Among the records that follow, find the line with "Give me the" and the line with "Convert this screenshot". Set down those lines and all lines between them exactly, without adding anything.

-- Begin EXERCISE DATA --

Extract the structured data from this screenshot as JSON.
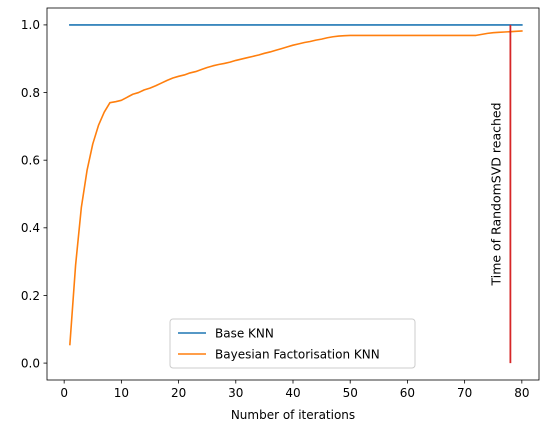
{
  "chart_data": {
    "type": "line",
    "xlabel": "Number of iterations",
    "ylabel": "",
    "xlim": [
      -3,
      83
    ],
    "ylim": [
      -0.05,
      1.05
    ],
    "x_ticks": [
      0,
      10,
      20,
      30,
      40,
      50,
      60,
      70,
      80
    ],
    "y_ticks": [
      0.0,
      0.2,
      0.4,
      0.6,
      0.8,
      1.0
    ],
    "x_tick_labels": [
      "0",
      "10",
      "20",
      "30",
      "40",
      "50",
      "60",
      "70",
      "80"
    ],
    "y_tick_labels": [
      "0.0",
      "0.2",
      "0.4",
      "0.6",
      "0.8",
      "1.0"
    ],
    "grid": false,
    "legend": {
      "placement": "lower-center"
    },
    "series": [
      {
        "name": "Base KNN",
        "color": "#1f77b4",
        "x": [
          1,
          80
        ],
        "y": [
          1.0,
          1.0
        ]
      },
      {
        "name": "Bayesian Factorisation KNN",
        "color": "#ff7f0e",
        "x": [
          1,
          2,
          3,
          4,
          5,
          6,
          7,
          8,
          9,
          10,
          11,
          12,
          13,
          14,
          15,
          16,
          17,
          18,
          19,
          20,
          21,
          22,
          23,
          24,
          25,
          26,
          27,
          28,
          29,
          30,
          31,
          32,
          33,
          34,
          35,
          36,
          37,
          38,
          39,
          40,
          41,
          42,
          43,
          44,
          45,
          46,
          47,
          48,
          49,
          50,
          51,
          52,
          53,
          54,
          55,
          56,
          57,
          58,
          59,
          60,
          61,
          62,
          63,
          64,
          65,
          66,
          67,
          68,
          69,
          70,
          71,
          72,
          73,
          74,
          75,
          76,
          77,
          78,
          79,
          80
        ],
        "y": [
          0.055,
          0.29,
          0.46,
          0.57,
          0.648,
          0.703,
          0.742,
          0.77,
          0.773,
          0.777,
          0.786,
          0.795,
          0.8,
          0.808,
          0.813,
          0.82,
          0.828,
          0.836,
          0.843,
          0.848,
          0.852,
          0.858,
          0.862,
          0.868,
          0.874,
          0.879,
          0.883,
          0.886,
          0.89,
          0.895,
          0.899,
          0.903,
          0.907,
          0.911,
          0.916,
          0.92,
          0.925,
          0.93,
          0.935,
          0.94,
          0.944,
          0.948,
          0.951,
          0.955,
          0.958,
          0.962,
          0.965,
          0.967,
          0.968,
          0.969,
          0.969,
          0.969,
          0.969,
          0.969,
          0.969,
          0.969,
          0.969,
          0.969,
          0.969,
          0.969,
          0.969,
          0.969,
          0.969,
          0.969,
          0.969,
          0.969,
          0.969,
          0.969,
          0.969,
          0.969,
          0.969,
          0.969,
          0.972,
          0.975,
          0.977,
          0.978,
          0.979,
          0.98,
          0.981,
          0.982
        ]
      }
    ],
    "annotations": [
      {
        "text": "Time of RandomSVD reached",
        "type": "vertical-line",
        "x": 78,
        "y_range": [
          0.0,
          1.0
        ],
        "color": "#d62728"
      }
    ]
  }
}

-- End EXERCISE DATA --
-- Begin EXERCISE DATA --

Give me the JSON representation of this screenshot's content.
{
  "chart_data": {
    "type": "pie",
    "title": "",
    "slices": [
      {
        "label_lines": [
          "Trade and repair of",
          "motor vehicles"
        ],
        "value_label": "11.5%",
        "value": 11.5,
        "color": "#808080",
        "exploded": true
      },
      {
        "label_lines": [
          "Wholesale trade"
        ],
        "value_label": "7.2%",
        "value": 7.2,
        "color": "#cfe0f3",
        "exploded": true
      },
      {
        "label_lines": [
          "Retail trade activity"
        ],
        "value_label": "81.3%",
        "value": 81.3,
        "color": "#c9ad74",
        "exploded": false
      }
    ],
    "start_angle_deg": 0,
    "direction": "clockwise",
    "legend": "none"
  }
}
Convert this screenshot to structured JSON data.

-- End EXERCISE DATA --
-- Begin EXERCISE DATA --

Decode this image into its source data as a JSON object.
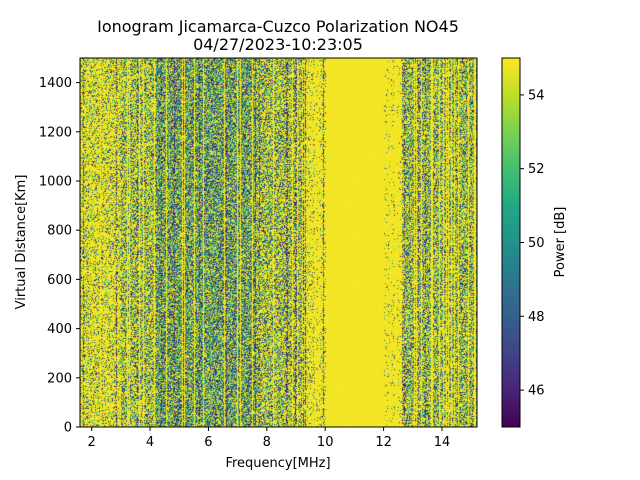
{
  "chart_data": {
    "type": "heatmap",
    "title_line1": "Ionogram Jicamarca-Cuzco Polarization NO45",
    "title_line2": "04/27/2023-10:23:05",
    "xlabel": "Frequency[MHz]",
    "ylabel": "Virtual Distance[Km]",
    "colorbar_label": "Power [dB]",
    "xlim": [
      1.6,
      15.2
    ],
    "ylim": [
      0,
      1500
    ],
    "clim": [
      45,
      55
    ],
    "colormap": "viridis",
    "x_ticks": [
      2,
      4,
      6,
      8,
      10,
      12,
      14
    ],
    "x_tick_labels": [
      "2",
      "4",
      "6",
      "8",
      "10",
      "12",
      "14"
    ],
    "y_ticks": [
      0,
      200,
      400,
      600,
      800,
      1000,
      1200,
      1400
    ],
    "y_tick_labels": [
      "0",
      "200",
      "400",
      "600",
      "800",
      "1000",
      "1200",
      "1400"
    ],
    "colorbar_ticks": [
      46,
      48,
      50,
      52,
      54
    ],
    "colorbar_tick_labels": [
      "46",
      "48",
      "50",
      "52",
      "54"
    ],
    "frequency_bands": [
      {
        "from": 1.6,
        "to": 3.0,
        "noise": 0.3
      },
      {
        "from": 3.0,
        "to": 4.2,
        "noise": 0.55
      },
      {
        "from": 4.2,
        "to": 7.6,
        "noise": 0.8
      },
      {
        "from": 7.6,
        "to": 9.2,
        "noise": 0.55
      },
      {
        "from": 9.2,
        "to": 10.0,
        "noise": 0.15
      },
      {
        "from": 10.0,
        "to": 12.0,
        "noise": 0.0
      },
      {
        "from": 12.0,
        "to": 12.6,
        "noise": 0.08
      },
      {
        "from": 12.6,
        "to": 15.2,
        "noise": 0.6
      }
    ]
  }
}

-- End EXERCISE DATA --

REPLY TO THE EXERCISE ::
Give me the JSON representation of this screenshot's content.
{
  "chart_data": {
    "type": "pie",
    "title": "",
    "slices": [
      {
        "label_lines": [
          "Trade and repair of",
          "motor vehicles"
        ],
        "value_label": "11.5%",
        "value": 11.5,
        "color": "#808080",
        "exploded": true
      },
      {
        "label_lines": [
          "Wholesale trade"
        ],
        "value_label": "7.2%",
        "value": 7.2,
        "color": "#cfe0f3",
        "exploded": true
      },
      {
        "label_lines": [
          "Retail trade activity"
        ],
        "value_label": "81.3%",
        "value": 81.3,
        "color": "#c9ad74",
        "exploded": false
      }
    ],
    "start_angle_deg": 0,
    "direction": "clockwise",
    "legend": "none"
  }
}
Convert this screenshot to structured JSON data.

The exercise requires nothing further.